Problem details: Filter for the word "duration" and keep each matching line.

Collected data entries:
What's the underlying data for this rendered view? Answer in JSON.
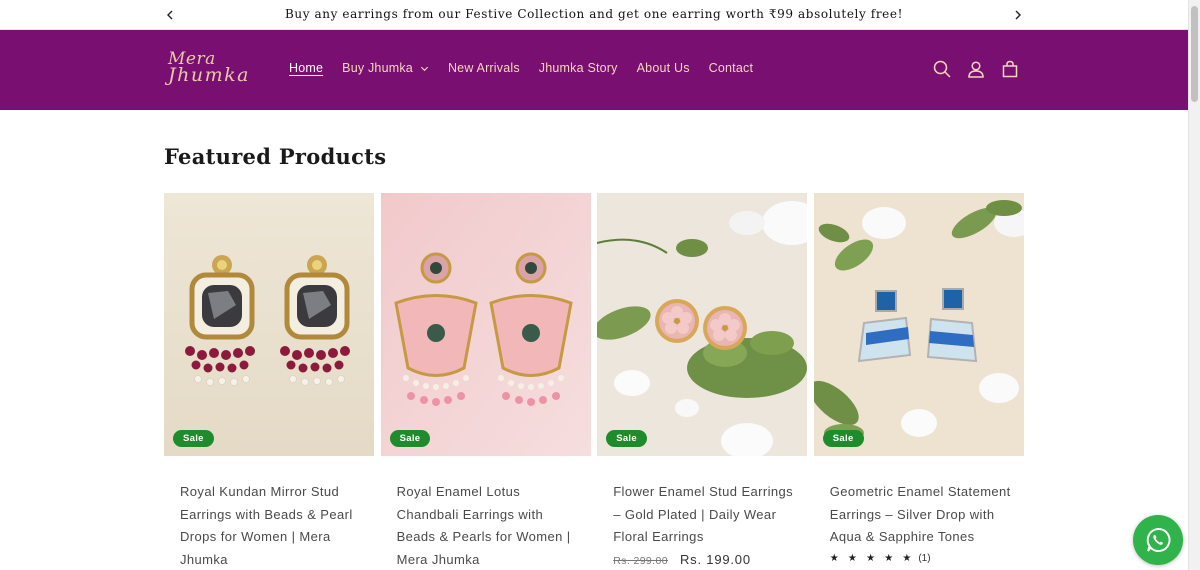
{
  "announcement": {
    "message": "Buy any earrings from our Festive Collection and get one earring worth ₹99 absolutely free!"
  },
  "brand": {
    "logo_line1": "Mera",
    "logo_line2": "Jhumka",
    "header_color": "#7a0f72",
    "logo_color": "#e7c9a8"
  },
  "nav": {
    "items": [
      {
        "label": "Home",
        "active": true
      },
      {
        "label": "Buy Jhumka",
        "has_dropdown": true
      },
      {
        "label": "New Arrivals"
      },
      {
        "label": "Jhumka Story"
      },
      {
        "label": "About Us"
      },
      {
        "label": "Contact"
      }
    ]
  },
  "header_icons": [
    "search-icon",
    "account-icon",
    "cart-icon"
  ],
  "section": {
    "title": "Featured Products"
  },
  "products": [
    {
      "badge": "Sale",
      "title": "Royal Kundan Mirror Stud Earrings with Beads & Pearl Drops for Women | Mera Jhumka"
    },
    {
      "badge": "Sale",
      "title": "Royal Enamel Lotus Chandbali Earrings with Beads & Pearls for Women | Mera Jhumka"
    },
    {
      "badge": "Sale",
      "title": "Flower Enamel Stud Earrings – Gold Plated | Daily Wear Floral Earrings",
      "price_old": "Rs. 299.00",
      "price_new": "Rs. 199.00"
    },
    {
      "badge": "Sale",
      "title": "Geometric Enamel Statement Earrings – Silver Drop with Aqua & Sapphire Tones",
      "stars": "★ ★ ★ ★ ★",
      "rating_count": "(1)",
      "rating": 5
    }
  ],
  "badge_color": "#1e8c2a",
  "whatsapp_color": "#2fb34a"
}
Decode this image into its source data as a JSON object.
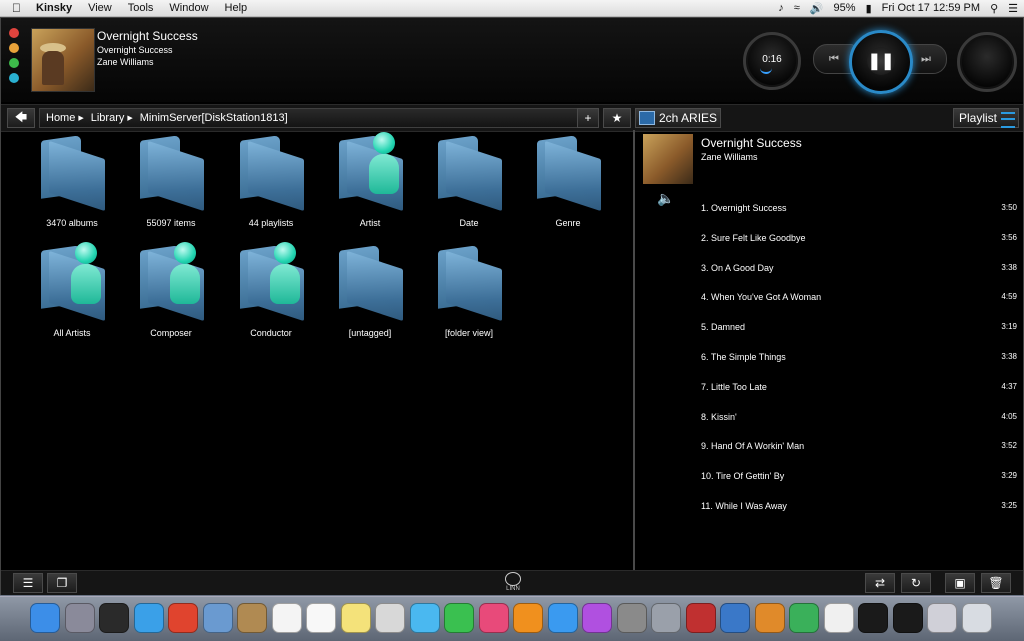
{
  "menubar": {
    "app": "Kinsky",
    "items": [
      "View",
      "Tools",
      "Window",
      "Help"
    ],
    "battery": "95%",
    "clock": "Fri Oct 17  12:59 PM"
  },
  "now_playing": {
    "title": "Overnight Success",
    "album": "Overnight Success",
    "artist": "Zane Williams",
    "elapsed": "0:16"
  },
  "nav": {
    "breadcrumb": [
      "Home",
      "Library",
      "MinimServer[DiskStation1813]"
    ],
    "plus_label": "+",
    "room": "2ch ARIES",
    "playlist_label": "Playlist"
  },
  "folders": [
    {
      "label": "3470 albums",
      "person": false
    },
    {
      "label": "55097 items",
      "person": false
    },
    {
      "label": "44 playlists",
      "person": false
    },
    {
      "label": "Artist",
      "person": true
    },
    {
      "label": "Date",
      "person": false
    },
    {
      "label": "Genre",
      "person": false
    },
    {
      "label": "All Artists",
      "person": true
    },
    {
      "label": "Composer",
      "person": true
    },
    {
      "label": "Conductor",
      "person": true
    },
    {
      "label": "[untagged]",
      "person": false
    },
    {
      "label": "[folder view]",
      "person": false
    }
  ],
  "playlist": {
    "title": "Overnight Success",
    "artist": "Zane Williams",
    "tracks": [
      {
        "name": "1. Overnight Success",
        "duration": "3:50"
      },
      {
        "name": "2. Sure Felt Like Goodbye",
        "duration": "3:56"
      },
      {
        "name": "3. On A Good Day",
        "duration": "3:38"
      },
      {
        "name": "4. When You've Got A Woman",
        "duration": "4:59"
      },
      {
        "name": "5. Damned",
        "duration": "3:19"
      },
      {
        "name": "6. The Simple Things",
        "duration": "3:38"
      },
      {
        "name": "7. Little Too Late",
        "duration": "4:37"
      },
      {
        "name": "8. Kissin'",
        "duration": "4:05"
      },
      {
        "name": "9. Hand Of A Workin' Man",
        "duration": "3:52"
      },
      {
        "name": "10. Tire Of Gettin' By",
        "duration": "3:29"
      },
      {
        "name": "11. While I Was Away",
        "duration": "3:25"
      }
    ]
  },
  "footer": {
    "logo": "LINN"
  },
  "colors": {
    "accent": "#2a9ae0",
    "person": "#22d4b0",
    "folder": "#5b8fb8"
  }
}
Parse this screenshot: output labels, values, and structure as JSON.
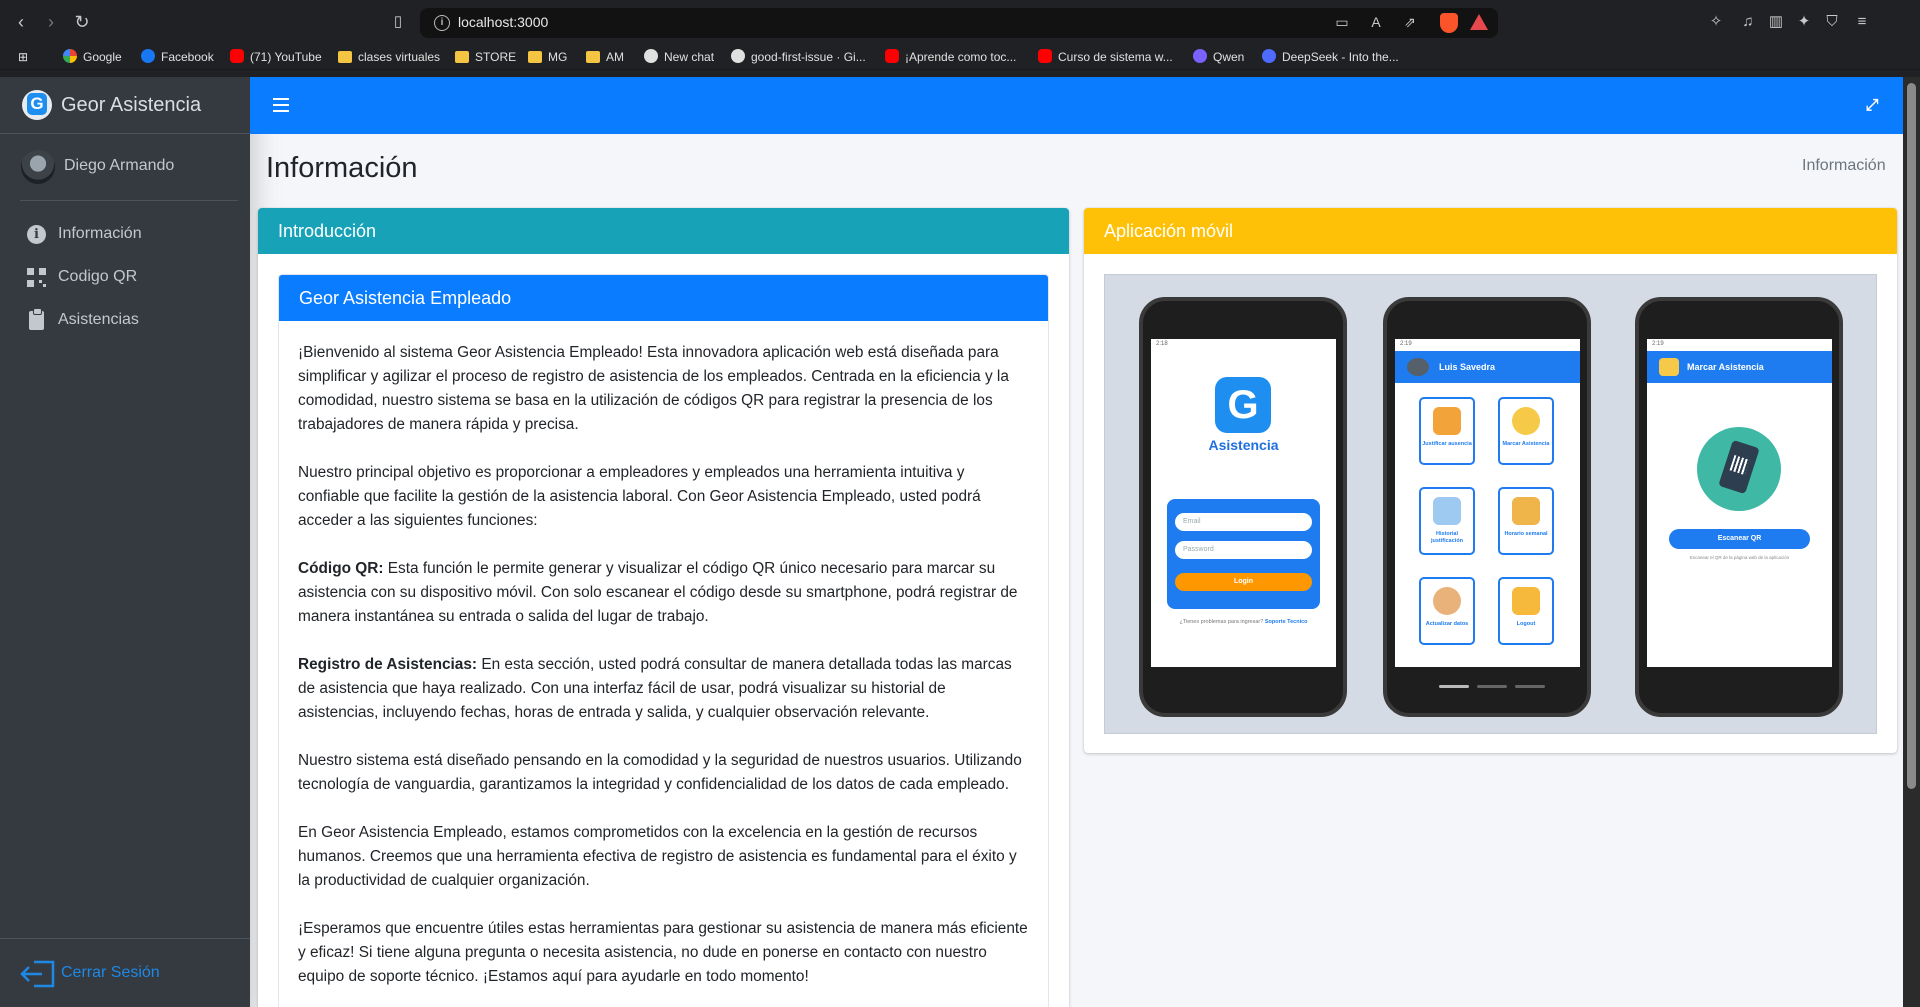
{
  "browser": {
    "url": "localhost:3000",
    "bookmarks": [
      {
        "label": "Google",
        "icon": "google-icon"
      },
      {
        "label": "Facebook",
        "icon": "facebook-icon"
      },
      {
        "label": "(71) YouTube",
        "icon": "youtube-icon"
      },
      {
        "label": "clases virtuales",
        "icon": "folder-icon"
      },
      {
        "label": "STORE",
        "icon": "folder-icon"
      },
      {
        "label": "MG",
        "icon": "folder-icon"
      },
      {
        "label": "AM",
        "icon": "folder-icon"
      },
      {
        "label": "New chat",
        "icon": "chat-icon"
      },
      {
        "label": "good-first-issue · Gi...",
        "icon": "github-icon"
      },
      {
        "label": "¡Aprende como toc...",
        "icon": "youtube-icon"
      },
      {
        "label": "Curso de sistema w...",
        "icon": "youtube-icon"
      },
      {
        "label": "Qwen",
        "icon": "qwen-icon"
      },
      {
        "label": "DeepSeek - Into the...",
        "icon": "deepseek-icon"
      }
    ]
  },
  "sidebar": {
    "brand": "Geor Asistencia",
    "user": "Diego Armando",
    "items": [
      {
        "label": "Información",
        "icon": "info-circle-icon"
      },
      {
        "label": "Codigo QR",
        "icon": "qrcode-icon"
      },
      {
        "label": "Asistencias",
        "icon": "clipboard-icon"
      }
    ],
    "logout": "Cerrar Sesión"
  },
  "page": {
    "title": "Información",
    "breadcrumb": "Información"
  },
  "intro": {
    "header": "Introducción",
    "inner_header": "Geor Asistencia Empleado",
    "p1": "¡Bienvenido al sistema Geor Asistencia Empleado! Esta innovadora aplicación web está diseñada para simplificar y agilizar el proceso de registro de asistencia de los empleados. Centrada en la eficiencia y la comodidad, nuestro sistema se basa en la utilización de códigos QR para registrar la presencia de los trabajadores de manera rápida y precisa.",
    "p2": "Nuestro principal objetivo es proporcionar a empleadores y empleados una herramienta intuitiva y confiable que facilite la gestión de la asistencia laboral. Con Geor Asistencia Empleado, usted podrá acceder a las siguientes funciones:",
    "p3_title": "Código QR:",
    "p3": " Esta función le permite generar y visualizar el código QR único necesario para marcar su asistencia con su dispositivo móvil. Con solo escanear el código desde su smartphone, podrá registrar de manera instantánea su entrada o salida del lugar de trabajo.",
    "p4_title": "Registro de Asistencias:",
    "p4": " En esta sección, usted podrá consultar de manera detallada todas las marcas de asistencia que haya realizado. Con una interfaz fácil de usar, podrá visualizar su historial de asistencias, incluyendo fechas, horas de entrada y salida, y cualquier observación relevante.",
    "p5": "Nuestro sistema está diseñado pensando en la comodidad y la seguridad de nuestros usuarios. Utilizando tecnología de vanguardia, garantizamos la integridad y confidencialidad de los datos de cada empleado.",
    "p6": "En Geor Asistencia Empleado, estamos comprometidos con la excelencia en la gestión de recursos humanos. Creemos que una herramienta efectiva de registro de asistencia es fundamental para el éxito y la productividad de cualquier organización.",
    "p7": "¡Esperamos que encuentre útiles estas herramientas para gestionar su asistencia de manera más eficiente y eficaz! Si tiene alguna pregunta o necesita asistencia, no dude en ponerse en contacto con nuestro equipo de soporte técnico. ¡Estamos aquí para ayudarle en todo momento!"
  },
  "mobile": {
    "header": "Aplicación móvil",
    "phone1": {
      "time": "2:18",
      "logo_letter": "G",
      "app_name": "Asistencia",
      "email_placeholder": "Email",
      "password_placeholder": "Password",
      "login": "Login",
      "support_text": "¿Tienes problemas para ingresar?",
      "support_link": "Soporte Tecnico"
    },
    "phone2": {
      "time": "2:19",
      "user": "Luis Savedra",
      "tiles": [
        "Justificar ausencia",
        "Marcar Asistencia",
        "Historial justificación",
        "Horario semanal",
        "Actualizar datos",
        "Logout"
      ]
    },
    "phone3": {
      "time": "2:19",
      "title": "Marcar Asistencia",
      "scan_button": "Escanear QR",
      "note": "Escanear el QR de la página web de la aplicación"
    }
  },
  "colors": {
    "navbar": "#0a7cff",
    "sidebar": "#343a40",
    "intro_header": "#17a2b8",
    "mobile_header": "#ffc107",
    "logout": "#1e88e5"
  }
}
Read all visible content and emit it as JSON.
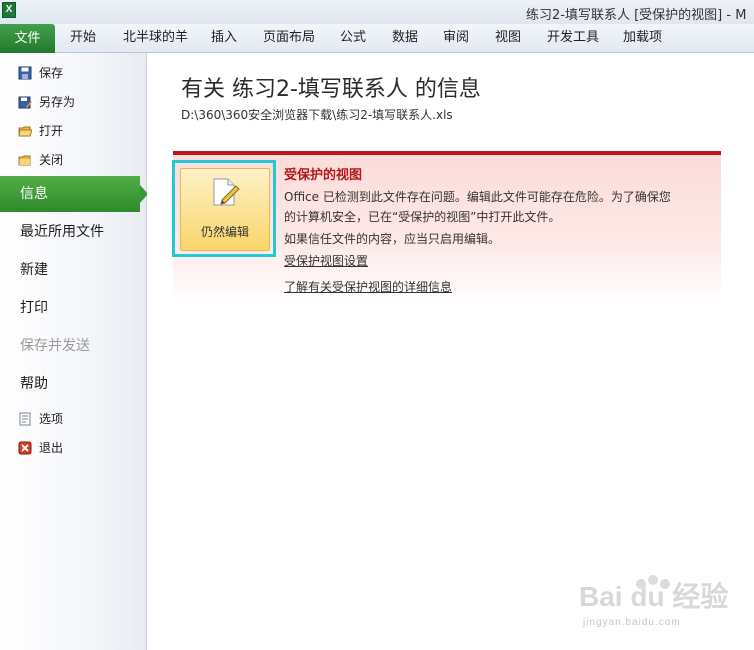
{
  "window": {
    "title": "练习2-填写联系人 [受保护的视图] - M",
    "app_icon_letter": "X"
  },
  "ribbon": {
    "file_tab": "文件",
    "tabs": [
      "开始",
      "北半球的羊",
      "插入",
      "页面布局",
      "公式",
      "数据",
      "审阅",
      "视图",
      "开发工具",
      "加载项"
    ]
  },
  "backstage": {
    "commands": [
      {
        "label": "保存",
        "icon": "save-icon"
      },
      {
        "label": "另存为",
        "icon": "save-as-icon"
      },
      {
        "label": "打开",
        "icon": "open-folder-icon"
      },
      {
        "label": "关闭",
        "icon": "close-folder-icon"
      }
    ],
    "nav": [
      {
        "label": "信息",
        "state": "active"
      },
      {
        "label": "最近所用文件",
        "state": "normal"
      },
      {
        "label": "新建",
        "state": "normal"
      },
      {
        "label": "打印",
        "state": "normal"
      },
      {
        "label": "保存并发送",
        "state": "disabled"
      },
      {
        "label": "帮助",
        "state": "normal"
      }
    ],
    "bottom_commands": [
      {
        "label": "选项",
        "icon": "options-icon"
      },
      {
        "label": "退出",
        "icon": "exit-icon"
      }
    ]
  },
  "info": {
    "title": "有关 练习2-填写联系人 的信息",
    "path": "D:\\360\\360安全浏览器下载\\练习2-填写联系人.xls"
  },
  "protected_view": {
    "button_label": "仍然编辑",
    "heading": "受保护的视图",
    "lines": [
      "Office 已检测到此文件存在问题。编辑此文件可能存在危险。为了确保您",
      "的计算机安全，已在“受保护的视图”中打开此文件。",
      "如果信任文件的内容，应当只启用编辑。"
    ],
    "settings_link": "受保护视图设置",
    "learn_more_link": "了解有关受保护视图的详细信息"
  },
  "watermark": {
    "brand": "Bai du 经验",
    "url": "jingyan.baidu.com"
  },
  "colors": {
    "file_tab": "#217a2b",
    "active_nav": "#3a9735",
    "protected_bar": "#c0141c",
    "highlight_frame": "#23c8d8"
  }
}
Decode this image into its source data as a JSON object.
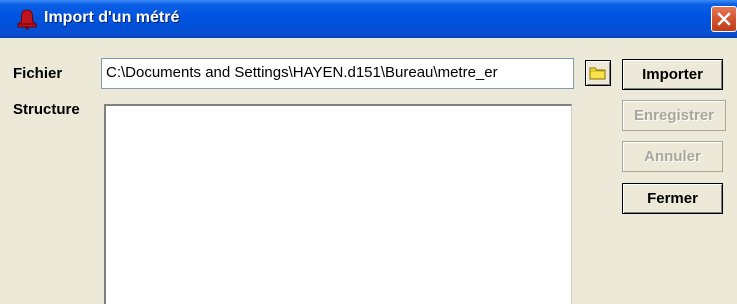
{
  "window": {
    "title": "Import d'un métré",
    "title_icon": "bell-icon",
    "close_icon": "close-icon",
    "titlebar_color": "#0053e0",
    "close_color": "#d4522f"
  },
  "form": {
    "file_label": "Fichier",
    "file_value": "C:\\Documents and Settings\\HAYEN.d151\\Bureau\\metre_er",
    "browse_icon": "folder-icon",
    "structure_label": "Structure"
  },
  "buttons": {
    "importer": "Importer",
    "enregistrer": "Enregistrer",
    "annuler": "Annuler",
    "fermer": "Fermer"
  }
}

Answer to this exercise:
        "duration": "3:50"
        "duration": "3:56"
        "duration": "3:38"
        "duration": "4:59"
        "duration": "3:19"
        "duration": "3:38"
        "duration": "4:37"
        "duration": "4:05"
        "duration": "3:52"
        "duration": "3:29"
        "duration": "3:25"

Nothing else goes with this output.